Problem details:
Return each line of the material verbatim.
---------- Data rows
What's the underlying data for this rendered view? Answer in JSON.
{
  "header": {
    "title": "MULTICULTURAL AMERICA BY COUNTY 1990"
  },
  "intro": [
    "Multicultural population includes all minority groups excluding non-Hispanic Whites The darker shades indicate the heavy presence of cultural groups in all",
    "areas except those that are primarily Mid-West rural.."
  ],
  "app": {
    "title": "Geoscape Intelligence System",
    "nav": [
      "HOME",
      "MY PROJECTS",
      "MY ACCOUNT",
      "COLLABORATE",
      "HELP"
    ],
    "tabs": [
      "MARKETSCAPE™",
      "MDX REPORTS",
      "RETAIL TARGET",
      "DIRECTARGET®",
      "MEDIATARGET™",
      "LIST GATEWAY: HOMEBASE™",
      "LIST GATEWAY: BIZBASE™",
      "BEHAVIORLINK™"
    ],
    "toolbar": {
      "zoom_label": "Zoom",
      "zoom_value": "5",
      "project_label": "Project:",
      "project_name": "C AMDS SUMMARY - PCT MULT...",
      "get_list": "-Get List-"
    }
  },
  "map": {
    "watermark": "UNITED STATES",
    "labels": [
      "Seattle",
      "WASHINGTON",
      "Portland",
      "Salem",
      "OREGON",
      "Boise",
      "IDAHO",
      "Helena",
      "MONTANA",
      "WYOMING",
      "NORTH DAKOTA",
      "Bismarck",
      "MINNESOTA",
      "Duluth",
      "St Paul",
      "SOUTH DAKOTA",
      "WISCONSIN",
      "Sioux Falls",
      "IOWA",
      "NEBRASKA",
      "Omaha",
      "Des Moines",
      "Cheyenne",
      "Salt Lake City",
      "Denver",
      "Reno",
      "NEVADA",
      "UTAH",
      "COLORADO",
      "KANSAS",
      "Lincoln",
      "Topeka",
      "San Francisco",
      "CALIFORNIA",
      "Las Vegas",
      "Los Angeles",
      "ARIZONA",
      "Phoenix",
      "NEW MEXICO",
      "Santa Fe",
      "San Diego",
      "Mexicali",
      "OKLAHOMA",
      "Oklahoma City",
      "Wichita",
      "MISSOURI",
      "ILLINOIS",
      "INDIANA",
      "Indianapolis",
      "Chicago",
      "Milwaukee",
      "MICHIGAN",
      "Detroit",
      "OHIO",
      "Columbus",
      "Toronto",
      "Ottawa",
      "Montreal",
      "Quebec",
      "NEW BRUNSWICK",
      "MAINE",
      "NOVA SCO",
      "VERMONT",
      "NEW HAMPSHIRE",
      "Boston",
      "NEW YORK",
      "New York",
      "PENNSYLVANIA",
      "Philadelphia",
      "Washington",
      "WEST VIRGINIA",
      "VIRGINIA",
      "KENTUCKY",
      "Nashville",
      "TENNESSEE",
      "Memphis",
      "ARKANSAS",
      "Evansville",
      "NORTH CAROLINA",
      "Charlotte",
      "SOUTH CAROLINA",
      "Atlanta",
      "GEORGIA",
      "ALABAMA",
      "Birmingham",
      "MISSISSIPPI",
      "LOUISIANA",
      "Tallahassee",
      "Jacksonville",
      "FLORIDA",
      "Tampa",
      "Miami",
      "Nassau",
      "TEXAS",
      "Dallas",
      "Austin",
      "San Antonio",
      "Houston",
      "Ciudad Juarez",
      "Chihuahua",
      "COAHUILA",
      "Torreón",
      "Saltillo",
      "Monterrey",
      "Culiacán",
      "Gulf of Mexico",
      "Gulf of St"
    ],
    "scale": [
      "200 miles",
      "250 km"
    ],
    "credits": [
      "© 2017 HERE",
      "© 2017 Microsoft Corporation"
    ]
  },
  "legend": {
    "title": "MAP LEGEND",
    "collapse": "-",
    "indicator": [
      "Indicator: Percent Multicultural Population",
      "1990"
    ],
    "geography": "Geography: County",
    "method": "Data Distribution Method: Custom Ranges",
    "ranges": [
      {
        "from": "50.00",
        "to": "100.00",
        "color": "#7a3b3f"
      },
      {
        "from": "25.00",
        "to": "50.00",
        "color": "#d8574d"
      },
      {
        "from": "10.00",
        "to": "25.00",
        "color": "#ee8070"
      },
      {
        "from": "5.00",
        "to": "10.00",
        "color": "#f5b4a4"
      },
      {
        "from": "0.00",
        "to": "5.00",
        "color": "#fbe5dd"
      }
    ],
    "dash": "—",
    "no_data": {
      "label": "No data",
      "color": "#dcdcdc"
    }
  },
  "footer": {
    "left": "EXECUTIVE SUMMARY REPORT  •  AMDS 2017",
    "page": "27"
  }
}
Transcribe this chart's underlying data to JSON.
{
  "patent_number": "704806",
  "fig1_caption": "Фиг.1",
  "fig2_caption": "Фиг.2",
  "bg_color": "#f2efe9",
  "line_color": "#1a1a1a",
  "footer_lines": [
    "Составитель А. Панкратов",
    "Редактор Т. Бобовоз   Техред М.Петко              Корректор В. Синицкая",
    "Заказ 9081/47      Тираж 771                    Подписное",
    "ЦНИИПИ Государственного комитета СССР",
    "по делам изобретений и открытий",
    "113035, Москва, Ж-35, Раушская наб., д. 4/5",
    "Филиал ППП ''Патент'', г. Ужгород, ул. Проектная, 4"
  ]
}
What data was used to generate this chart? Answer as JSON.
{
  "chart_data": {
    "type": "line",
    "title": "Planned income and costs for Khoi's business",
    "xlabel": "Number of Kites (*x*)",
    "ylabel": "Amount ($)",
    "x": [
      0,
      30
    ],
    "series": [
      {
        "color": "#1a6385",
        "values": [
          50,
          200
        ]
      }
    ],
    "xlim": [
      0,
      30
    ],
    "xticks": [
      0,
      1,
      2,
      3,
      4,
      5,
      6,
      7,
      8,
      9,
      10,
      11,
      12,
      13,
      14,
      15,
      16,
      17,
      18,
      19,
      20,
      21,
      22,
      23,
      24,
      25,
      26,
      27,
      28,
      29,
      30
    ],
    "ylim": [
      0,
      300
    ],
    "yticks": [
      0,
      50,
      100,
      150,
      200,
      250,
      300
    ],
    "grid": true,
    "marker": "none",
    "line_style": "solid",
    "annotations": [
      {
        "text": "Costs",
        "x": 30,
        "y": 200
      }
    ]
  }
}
--------------------
Exercise output:
What's the underlying data for this rendered view? Answer in JSON.
{
  "header": {
    "title": "MULTICULTURAL AMERICA BY COUNTY 1990"
  },
  "intro": [
    "Multicultural population includes all minority groups excluding non-Hispanic Whites The darker shades indicate the heavy presence of cultural groups in all",
    "areas except those that are primarily Mid-West rural.."
  ],
  "app": {
    "title": "Geoscape Intelligence System",
    "nav": [
      "HOME",
      "MY PROJECTS",
      "MY ACCOUNT",
      "COLLABORATE",
      "HELP"
    ],
    "tabs": [
      "MARKETSCAPE™",
      "MDX REPORTS",
      "RETAIL TARGET",
      "DIRECTARGET®",
      "MEDIATARGET™",
      "LIST GATEWAY: HOMEBASE™",
      "LIST GATEWAY: BIZBASE™",
      "BEHAVIORLINK™"
    ],
    "toolbar": {
      "zoom_label": "Zoom",
      "zoom_value": "5",
      "project_label": "Project:",
      "project_name": "C AMDS SUMMARY - PCT MULT...",
      "get_list": "-Get List-"
    }
  },
  "map": {
    "watermark": "UNITED STATES",
    "labels": [
      "Seattle",
      "WASHINGTON",
      "Portland",
      "Salem",
      "OREGON",
      "Boise",
      "IDAHO",
      "Helena",
      "MONTANA",
      "WYOMING",
      "NORTH DAKOTA",
      "Bismarck",
      "MINNESOTA",
      "Duluth",
      "St Paul",
      "SOUTH DAKOTA",
      "WISCONSIN",
      "Sioux Falls",
      "IOWA",
      "NEBRASKA",
      "Omaha",
      "Des Moines",
      "Cheyenne",
      "Salt Lake City",
      "Denver",
      "Reno",
      "NEVADA",
      "UTAH",
      "COLORADO",
      "KANSAS",
      "Lincoln",
      "Topeka",
      "San Francisco",
      "CALIFORNIA",
      "Las Vegas",
      "Los Angeles",
      "ARIZONA",
      "Phoenix",
      "NEW MEXICO",
      "Santa Fe",
      "San Diego",
      "Mexicali",
      "OKLAHOMA",
      "Oklahoma City",
      "Wichita",
      "MISSOURI",
      "ILLINOIS",
      "INDIANA",
      "Indianapolis",
      "Chicago",
      "Milwaukee",
      "MICHIGAN",
      "Detroit",
      "OHIO",
      "Columbus",
      "Toronto",
      "Ottawa",
      "Montreal",
      "Quebec",
      "NEW BRUNSWICK",
      "MAINE",
      "NOVA SCO",
      "VERMONT",
      "NEW HAMPSHIRE",
      "Boston",
      "NEW YORK",
      "New York",
      "PENNSYLVANIA",
      "Philadelphia",
      "Washington",
      "WEST VIRGINIA",
      "VIRGINIA",
      "KENTUCKY",
      "Nashville",
      "TENNESSEE",
      "Memphis",
      "ARKANSAS",
      "Evansville",
      "NORTH CAROLINA",
      "Charlotte",
      "SOUTH CAROLINA",
      "Atlanta",
      "GEORGIA",
      "ALABAMA",
      "Birmingham",
      "MISSISSIPPI",
      "LOUISIANA",
      "Tallahassee",
      "Jacksonville",
      "FLORIDA",
      "Tampa",
      "Miami",
      "Nassau",
      "TEXAS",
      "Dallas",
      "Austin",
      "San Antonio",
      "Houston",
      "Ciudad Juarez",
      "Chihuahua",
      "COAHUILA",
      "Torreón",
      "Saltillo",
      "Monterrey",
      "Culiacán",
      "Gulf of Mexico",
      "Gulf of St"
    ],
    "scale": [
      "200 miles",
      "250 km"
    ],
    "credits": [
      "© 2017 HERE",
      "© 2017 Microsoft Corporation"
    ]
  },
  "legend": {
    "title": "MAP LEGEND",
    "collapse": "-",
    "indicator": [
      "Indicator: Percent Multicultural Population",
      "1990"
    ],
    "geography": "Geography: County",
    "method": "Data Distribution Method: Custom Ranges",
    "ranges": [
      {
        "from": "50.00",
        "to": "100.00",
        "color": "#7a3b3f"
      },
      {
        "from": "25.00",
        "to": "50.00",
        "color": "#d8574d"
      },
      {
        "from": "10.00",
        "to": "25.00",
        "color": "#ee8070"
      },
      {
        "from": "5.00",
        "to": "10.00",
        "color": "#f5b4a4"
      },
      {
        "from": "0.00",
        "to": "5.00",
        "color": "#fbe5dd"
      }
    ],
    "dash": "—",
    "no_data": {
      "label": "No data",
      "color": "#dcdcdc"
    }
  },
  "footer": {
    "left": "EXECUTIVE SUMMARY REPORT  •  AMDS 2017",
    "page": "27"
  }
}
Transcribe this chart's underlying data to JSON.
{
  "patent_number": "704806",
  "fig1_caption": "Фиг.1",
  "fig2_caption": "Фиг.2",
  "bg_color": "#f2efe9",
  "line_color": "#1a1a1a",
  "footer_lines": [
    "Составитель А. Панкратов",
    "Редактор Т. Бобовоз   Техред М.Петко              Корректор В. Синицкая",
    "Заказ 9081/47      Тираж 771                    Подписное",
    "ЦНИИПИ Государственного комитета СССР",
    "по делам изобретений и открытий",
    "113035, Москва, Ж-35, Раушская наб., д. 4/5",
    "Филиал ППП ''Патент'', г. Ужгород, ул. Проектная, 4"
  ]
}
What data was used to generate this chart? Answer as JSON.
{
  "chart_data": {
    "type": "line",
    "title": "Planned income and costs for Khoi's business",
    "xlabel": "Number of Kites (*x*)",
    "ylabel": "Amount ($)",
    "x": [
      0,
      30
    ],
    "series": [
      {
        "color": "#1a6385",
        "values": [
          50,
          200
        ]
      }
    ],
    "xlim": [
      0,
      30
    ],
    "xticks": [
      0,
      1,
      2,
      3,
      4,
      5,
      6,
      7,
      8,
      9,
      10,
      11,
      12,
      13,
      14,
      15,
      16,
      17,
      18,
      19,
      20,
      21,
      22,
      23,
      24,
      25,
      26,
      27,
      28,
      29,
      30
    ],
    "ylim": [
      0,
      300
    ],
    "yticks": [
      0,
      50,
      100,
      150,
      200,
      250,
      300
    ],
    "grid": true,
    "marker": "none",
    "line_style": "solid",
    "annotations": [
      {
        "text": "Costs",
        "x": 30,
        "y": 200
      }
    ]
  }
}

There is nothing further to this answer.